- **WHAT IS BEING ASKED**:
List each line of the entries below that contains the string "subcategory", treating uppercase and lowercase as different.

- **SUPPLIED MATERIAL**:
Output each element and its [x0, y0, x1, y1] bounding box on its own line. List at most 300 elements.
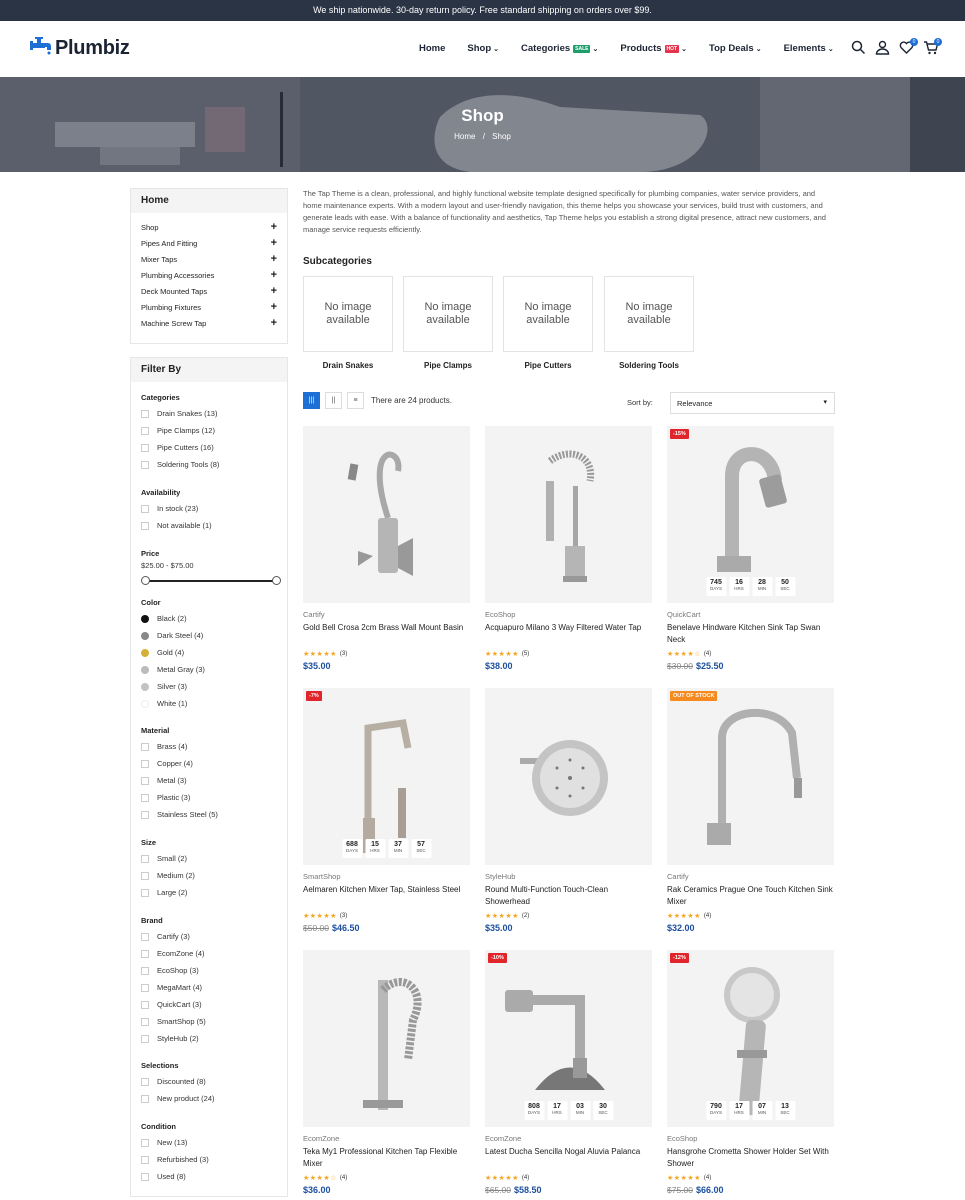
countdown-unit: MIN [575, 1110, 585, 1115]
countdown-unit: HRS [734, 586, 744, 591]
product-brand[interactable]: Cartify [667, 872, 689, 881]
filter-brand [141, 916, 281, 1047]
countdown-timer [706, 1101, 795, 1120]
filter-option[interactable] [141, 1073, 281, 1090]
filter-group-title: Availability [141, 488, 181, 497]
checkbox[interactable] [141, 410, 149, 418]
chevron-down-icon: ⌄ [493, 45, 500, 53]
star-rating-icon: ★★★★★ [485, 1174, 519, 1182]
review-count: (4) [703, 912, 712, 919]
list-view-button[interactable]: ≡ [347, 392, 364, 409]
category-item[interactable] [131, 299, 287, 315]
product-price [303, 1185, 470, 1195]
product-brand[interactable]: EcoShop [485, 610, 516, 619]
filter-option-label: Gold (4) [157, 648, 185, 657]
filter-option[interactable] [141, 627, 281, 644]
product-price [667, 661, 834, 671]
nav-label: Elements [783, 43, 826, 54]
filter-option[interactable] [141, 1030, 281, 1047]
color-swatch[interactable] [141, 666, 149, 674]
subcategory-label[interactable]: Drain Snakes [322, 361, 374, 370]
sort-select[interactable] [670, 392, 835, 414]
category-label: Deck Mounted Taps [141, 286, 208, 296]
announcement-text: We ship nationwide. 30-day return policy. Free standard shipping on orders over $99. [313, 5, 652, 15]
checkbox[interactable] [141, 1095, 149, 1103]
subcategory-card[interactable] [403, 276, 493, 370]
discount-badge: -7% [306, 691, 322, 701]
filter-selections [141, 1061, 281, 1107]
review-count: (4) [703, 1174, 712, 1181]
review-count: (3) [339, 912, 348, 919]
no-image-placeholder[interactable]: No image available [303, 276, 393, 352]
subcategory-card[interactable] [303, 276, 393, 370]
countdown-value: 07 [758, 1103, 766, 1110]
filter-option[interactable] [141, 867, 281, 884]
star-rating-icon: ★★★★☆ [303, 1174, 337, 1182]
nav-home[interactable] [419, 43, 445, 54]
rating [667, 1172, 834, 1183]
category-label: Pipes And Fitting [141, 238, 198, 248]
subcategory-card[interactable] [503, 276, 593, 370]
product-card[interactable] [303, 950, 470, 1200]
checkbox[interactable] [141, 743, 149, 751]
wishlist-heart-icon[interactable] [899, 40, 914, 57]
countdown-timer [524, 1101, 613, 1120]
product-card[interactable] [303, 688, 470, 938]
color-swatch[interactable] [141, 615, 149, 623]
color-swatch[interactable] [141, 649, 149, 657]
filter-option[interactable] [141, 962, 281, 979]
slider-handle-min[interactable] [141, 576, 150, 585]
announcement-bar [0, 0, 965, 21]
main-nav [419, 43, 856, 54]
filter-option-label: StyleHub (2) [157, 1034, 199, 1043]
product-count: There are 24 products. [371, 396, 452, 405]
product-card[interactable] [485, 688, 652, 938]
filter-option[interactable] [141, 500, 281, 517]
countdown-timer [706, 577, 795, 596]
category-tree-title[interactable]: Home [131, 189, 287, 213]
plus-icon[interactable]: + [270, 253, 277, 265]
countdown-value: 28 [758, 579, 766, 586]
product-card[interactable] [667, 688, 834, 938]
product-price [667, 923, 834, 933]
nav-label: Home [419, 43, 446, 54]
review-count: (4) [339, 1174, 348, 1181]
current-price: $35.00 [303, 661, 331, 671]
category-item[interactable] [131, 283, 287, 299]
filter-option-label: Stainless Steel (5) [157, 810, 218, 819]
countdown-box [775, 577, 795, 596]
plus-icon[interactable]: + [270, 301, 277, 313]
product-name[interactable]: Aelmaren Kitchen Mixer Tap, Stainless Steel [303, 885, 461, 894]
product-brand[interactable]: EcomZone [485, 1134, 522, 1143]
user-icon[interactable] [875, 40, 890, 57]
nav-label: Shop [467, 43, 492, 54]
countdown-box [706, 1101, 726, 1120]
category-item[interactable] [131, 315, 287, 331]
filter-categories [141, 393, 281, 473]
breadcrumb-separator: / [482, 132, 485, 141]
plus-icon[interactable]: + [270, 221, 277, 233]
category-label: Mixer Taps [141, 254, 178, 264]
price-slider[interactable] [141, 575, 281, 587]
chevron-down-icon: ⌄ [681, 45, 687, 53]
countdown-unit: DAYS [710, 586, 722, 591]
product-price [303, 923, 470, 933]
checkbox[interactable] [141, 950, 149, 958]
checkbox[interactable] [141, 1139, 149, 1147]
filter-option-label: Refurbished (3) [157, 1155, 209, 1164]
faucet-logo-icon [30, 36, 52, 61]
star-rating-icon: ★★★★☆ [667, 650, 701, 658]
current-price: $66.00 [696, 1185, 724, 1195]
product-card[interactable] [303, 426, 470, 676]
filter-group-title: Material [141, 726, 170, 735]
checkbox[interactable] [141, 1001, 149, 1009]
current-price: $25.50 [696, 661, 724, 671]
filter-option-label: Brass (4) [157, 742, 188, 751]
subcategory-label[interactable]: Soldering Tools [619, 361, 679, 370]
filter-option[interactable] [141, 772, 281, 789]
product-card[interactable] [485, 426, 652, 676]
filter-option-label: MegaMart (4) [157, 983, 203, 992]
product-photo [485, 426, 652, 603]
countdown-timer [342, 839, 431, 858]
checkbox[interactable] [141, 1156, 149, 1164]
checkbox[interactable] [141, 427, 149, 435]
review-count: (4) [521, 1174, 530, 1181]
nav-shop[interactable] [467, 43, 499, 54]
checkbox[interactable] [141, 760, 149, 768]
filter-option-label: EcomZone (4) [157, 949, 205, 958]
countdown-value: 17 [735, 1103, 743, 1110]
product-price [303, 661, 470, 671]
checkbox[interactable] [141, 1173, 149, 1181]
color-swatch[interactable] [141, 683, 149, 691]
subcategory-label[interactable]: Pipe Cutters [524, 361, 572, 370]
countdown-box [729, 1101, 749, 1120]
filter-availability [141, 488, 281, 534]
slider-track [145, 580, 277, 582]
product-name[interactable]: Teka My1 Professional Kitchen Tap Flexible Mixer [303, 1147, 458, 1168]
countdown-value: 15 [371, 841, 379, 848]
countdown-unit: SEC [598, 1110, 608, 1115]
countdown-value: 17 [553, 1103, 561, 1110]
countdown-value: 13 [781, 1103, 789, 1110]
old-price: $75.00 [667, 1185, 693, 1195]
filter-option[interactable] [141, 517, 281, 534]
countdown-unit: DAYS [346, 848, 358, 853]
filter-option[interactable] [141, 422, 281, 439]
category-label: Plumbing Accessories [141, 270, 215, 280]
cart-count: 0 [934, 38, 942, 46]
logo[interactable] [30, 36, 130, 61]
countdown-box [570, 1101, 590, 1120]
header-actions [851, 40, 938, 57]
filter-option[interactable] [141, 1013, 281, 1030]
no-image-placeholder[interactable]: No image available [403, 276, 493, 352]
category-label: Shop [141, 222, 159, 232]
filter-option[interactable] [141, 695, 281, 712]
rating [485, 648, 652, 659]
nav-categories[interactable] [521, 43, 598, 54]
product-image[interactable] [667, 950, 834, 1127]
countdown-unit: HRS [370, 848, 380, 853]
countdown-unit: SEC [416, 848, 426, 853]
filter-option-label: New (13) [157, 1138, 188, 1147]
filter-option[interactable] [141, 979, 281, 996]
filter-option-label: Pipe Cutters (16) [157, 443, 214, 452]
countdown-box [342, 839, 362, 858]
filter-option-label: Medium (2) [157, 871, 195, 880]
filter-option[interactable] [141, 644, 281, 661]
color-swatch[interactable] [141, 700, 149, 708]
filter-option-label: Plastic (3) [157, 793, 191, 802]
category-description: The Tap Theme is a clean, professional, and highly functional website template designed specifically for plumbing companies, water service providers, and home maintenance experts. With a modern layout and user-friendly navigation, this theme helps you showcase your services, build trust with customers, and generate leads with ease. With a balance of functionality and aesthetics, Tap Theme helps you establish a strong digital presence, attract new customers, and manage service requests efficiently. [303, 189, 826, 234]
filter-option-label: Cartify (3) [157, 932, 190, 941]
filter-option[interactable] [141, 1134, 281, 1151]
countdown-unit: DAYS [710, 1110, 722, 1115]
product-name[interactable]: Benelave Hindware Kitchen Sink Tap Swan Neck [667, 623, 821, 644]
checkbox[interactable] [141, 522, 149, 530]
category-item[interactable] [131, 219, 287, 235]
countdown-value: 808 [528, 1103, 540, 1110]
product-brand[interactable]: SmartShop [303, 872, 341, 881]
checkbox[interactable] [141, 933, 149, 941]
filter-option[interactable] [141, 996, 281, 1013]
old-price: $50.00 [303, 923, 329, 933]
checkbox[interactable] [141, 984, 149, 992]
product-name[interactable]: Gold Bell Crosa 2cm Brass Wall Mount Basin [303, 623, 464, 632]
cart-icon[interactable] [923, 40, 938, 57]
filter-condition [141, 1122, 281, 1185]
product-image[interactable] [485, 950, 652, 1127]
product-image[interactable] [485, 688, 652, 865]
filter-option[interactable] [141, 439, 281, 456]
countdown-unit: MIN [757, 586, 767, 591]
filter-option-label: EcoShop (3) [157, 966, 199, 975]
filter-option[interactable] [141, 456, 281, 473]
page-banner [0, 77, 965, 172]
current-price: $38.00 [485, 661, 513, 671]
filter-option[interactable] [141, 678, 281, 695]
page-title: Shop [461, 106, 504, 125]
filter-option-label: Discounted (8) [157, 1077, 206, 1086]
hot-badge: HOT [666, 45, 678, 52]
nav-top-deals[interactable] [709, 43, 762, 54]
countdown-box [706, 577, 726, 596]
grid-2-view-button[interactable]: || [325, 392, 342, 409]
checkbox[interactable] [141, 444, 149, 452]
star-rating-icon: ★★★★★ [485, 650, 519, 658]
product-card[interactable] [667, 950, 834, 1200]
countdown-value: 03 [576, 1103, 584, 1110]
product-image[interactable] [303, 950, 470, 1127]
filter-option-label: Large (2) [157, 888, 188, 897]
checkbox[interactable] [141, 1035, 149, 1043]
checkbox[interactable] [141, 505, 149, 513]
countdown-box [752, 577, 772, 596]
filter-option-label: QuickCart (3) [157, 1000, 202, 1009]
product-name[interactable]: Hansgrohe Crometta Shower Holder Set With Shower [667, 1147, 829, 1168]
subcategory-label[interactable]: Pipe Clamps [423, 361, 472, 370]
star-rating-icon: ★★★★★ [303, 912, 337, 920]
product-name[interactable]: Round Multi-Function Touch-Clean Showerhead [485, 885, 609, 906]
filter-group-title: Size [141, 838, 157, 847]
checkbox[interactable] [141, 872, 149, 880]
product-price [485, 661, 652, 671]
countdown-value: 30 [599, 1103, 607, 1110]
no-image-placeholder[interactable]: No image available [604, 276, 694, 352]
countdown-box [752, 1101, 772, 1120]
countdown-unit: SEC [780, 586, 790, 591]
countdown-box [729, 577, 749, 596]
checkbox[interactable] [141, 811, 149, 819]
discount-badge: OUT OF STOCK [670, 691, 717, 701]
filter-option-label: Silver (3) [157, 682, 188, 691]
filter-title: Filter By [131, 358, 287, 382]
filter-option[interactable] [141, 661, 281, 678]
product-price [485, 923, 652, 933]
countdown-unit: MIN [393, 848, 403, 853]
filter-material [141, 726, 281, 823]
countdown-value: 37 [394, 841, 402, 848]
price-range-text: $25.00 - $75.00 [141, 561, 194, 570]
breadcrumb-home[interactable]: Home [454, 132, 476, 141]
review-count: (4) [703, 650, 712, 657]
color-swatch[interactable] [141, 632, 149, 640]
filter-group-title: Price [141, 549, 160, 558]
product-image[interactable] [303, 688, 470, 865]
filter-option[interactable] [141, 806, 281, 823]
filter-option-label: Metal Gray (3) [157, 665, 205, 674]
category-label: Plumbing Fixtures [141, 302, 202, 312]
filter-option[interactable] [141, 928, 281, 945]
checkbox[interactable] [141, 1078, 149, 1086]
checkbox[interactable] [141, 777, 149, 785]
countdown-box [388, 839, 408, 858]
product-price [667, 1185, 834, 1195]
countdown-unit: DAYS [528, 1110, 540, 1115]
product-image[interactable] [667, 688, 834, 865]
rating [485, 1172, 652, 1183]
rating [485, 910, 652, 921]
current-price: $36.00 [303, 1185, 331, 1195]
filter-option-label: SmartShop (5) [157, 1017, 206, 1026]
filter-option-label: Not available (1) [157, 521, 212, 530]
product-brand[interactable]: EcomZone [303, 1134, 340, 1143]
product-card[interactable] [485, 950, 652, 1200]
filter-group-title: Selections [141, 1061, 179, 1070]
product-toolbar [303, 392, 835, 412]
product-name[interactable]: Acquapuro Milano 3 Way Filtered Water Tap [485, 623, 642, 632]
product-photo [303, 950, 470, 1127]
subcategory-card[interactable] [604, 276, 694, 370]
rating [667, 648, 834, 659]
star-rating-icon: ★★★★★ [303, 650, 337, 658]
filter-option[interactable] [141, 1168, 281, 1185]
product-image[interactable] [303, 426, 470, 603]
filter-option[interactable] [141, 789, 281, 806]
filter-size [141, 838, 281, 901]
filter-option[interactable] [141, 884, 281, 901]
countdown-box [593, 1101, 613, 1120]
sale-badge: SALE [575, 45, 589, 52]
product-name[interactable]: Latest Ducha Sencilla Nogal Aluvia Palanca [485, 1147, 641, 1156]
checkbox[interactable] [141, 794, 149, 802]
product-image[interactable] [485, 426, 652, 603]
filter-option[interactable] [141, 1090, 281, 1107]
filter-option[interactable] [141, 610, 281, 627]
nav-label: Products [620, 43, 662, 54]
countdown-box [775, 1101, 795, 1120]
checkbox[interactable] [141, 461, 149, 469]
countdown-box [365, 839, 385, 858]
checkbox[interactable] [141, 967, 149, 975]
category-item[interactable] [131, 251, 287, 267]
countdown-unit: SEC [780, 1110, 790, 1115]
product-brand[interactable]: QuickCart [667, 610, 701, 619]
plus-icon[interactable]: + [270, 317, 277, 329]
product-image[interactable] [667, 426, 834, 603]
star-rating-icon: ★★★★★ [667, 1174, 701, 1182]
grid-3-view-button[interactable]: ||| [303, 392, 320, 409]
nav-label: Categories [521, 43, 571, 54]
product-brand[interactable]: Cartify [303, 610, 325, 619]
product-brand[interactable]: StyleHub [485, 872, 516, 881]
current-price: $35.00 [485, 923, 513, 933]
filter-option-label: Dark Steel (4) [157, 631, 204, 640]
filter-option-label: Used (8) [157, 1172, 186, 1181]
filter-option[interactable] [141, 755, 281, 772]
plus-icon[interactable]: + [270, 269, 277, 281]
filter-group-title: Brand [141, 916, 163, 925]
nav-products[interactable] [620, 43, 687, 54]
filter-color [141, 598, 281, 712]
plus-icon[interactable]: + [270, 285, 277, 297]
checkbox[interactable] [141, 855, 149, 863]
filter-option[interactable] [141, 945, 281, 962]
category-item[interactable] [131, 235, 287, 251]
current-price: $46.50 [332, 923, 360, 933]
filter-option-label: Soldering Tools (8) [157, 460, 220, 469]
filter-option[interactable] [141, 405, 281, 422]
search-icon[interactable] [851, 40, 866, 57]
filter-option[interactable] [141, 738, 281, 755]
checkbox[interactable] [141, 1018, 149, 1026]
plus-icon[interactable]: + [270, 237, 277, 249]
product-name[interactable]: Rak Ceramics Prague One Touch Kitchen Sink Mixer [667, 885, 833, 906]
product-photo [667, 688, 834, 865]
rating [667, 910, 834, 921]
no-image-placeholder[interactable]: No image available [503, 276, 593, 352]
checkbox[interactable] [141, 889, 149, 897]
slider-handle-max[interactable] [272, 576, 281, 585]
countdown-unit: HRS [552, 1110, 562, 1115]
countdown-value: 50 [781, 579, 789, 586]
current-price: $58.50 [514, 1185, 542, 1195]
filter-option[interactable] [141, 1151, 281, 1168]
discount-badge: -15% [670, 429, 689, 439]
product-brand[interactable]: EcoShop [667, 1134, 698, 1143]
product-card[interactable] [667, 426, 834, 676]
filter-option[interactable] [141, 850, 281, 867]
countdown-unit: HRS [734, 1110, 744, 1115]
sort-label: Sort by: [627, 398, 653, 407]
nav-elements[interactable] [784, 43, 834, 54]
category-item[interactable] [131, 267, 287, 283]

- **REPLY TO THE EXERCISE**:
subcategory-label[interactable]: Drain Snakes [322, 361, 374, 370]
subcategory-card[interactable] [403, 276, 493, 370]
subcategory-card[interactable] [303, 276, 393, 370]
subcategory-card[interactable] [503, 276, 593, 370]
subcategory-label[interactable]: Soldering Tools [619, 361, 679, 370]
subcategory-label[interactable]: Pipe Cutters [524, 361, 572, 370]
subcategory-label[interactable]: Pipe Clamps [423, 361, 472, 370]
subcategory-card[interactable] [604, 276, 694, 370]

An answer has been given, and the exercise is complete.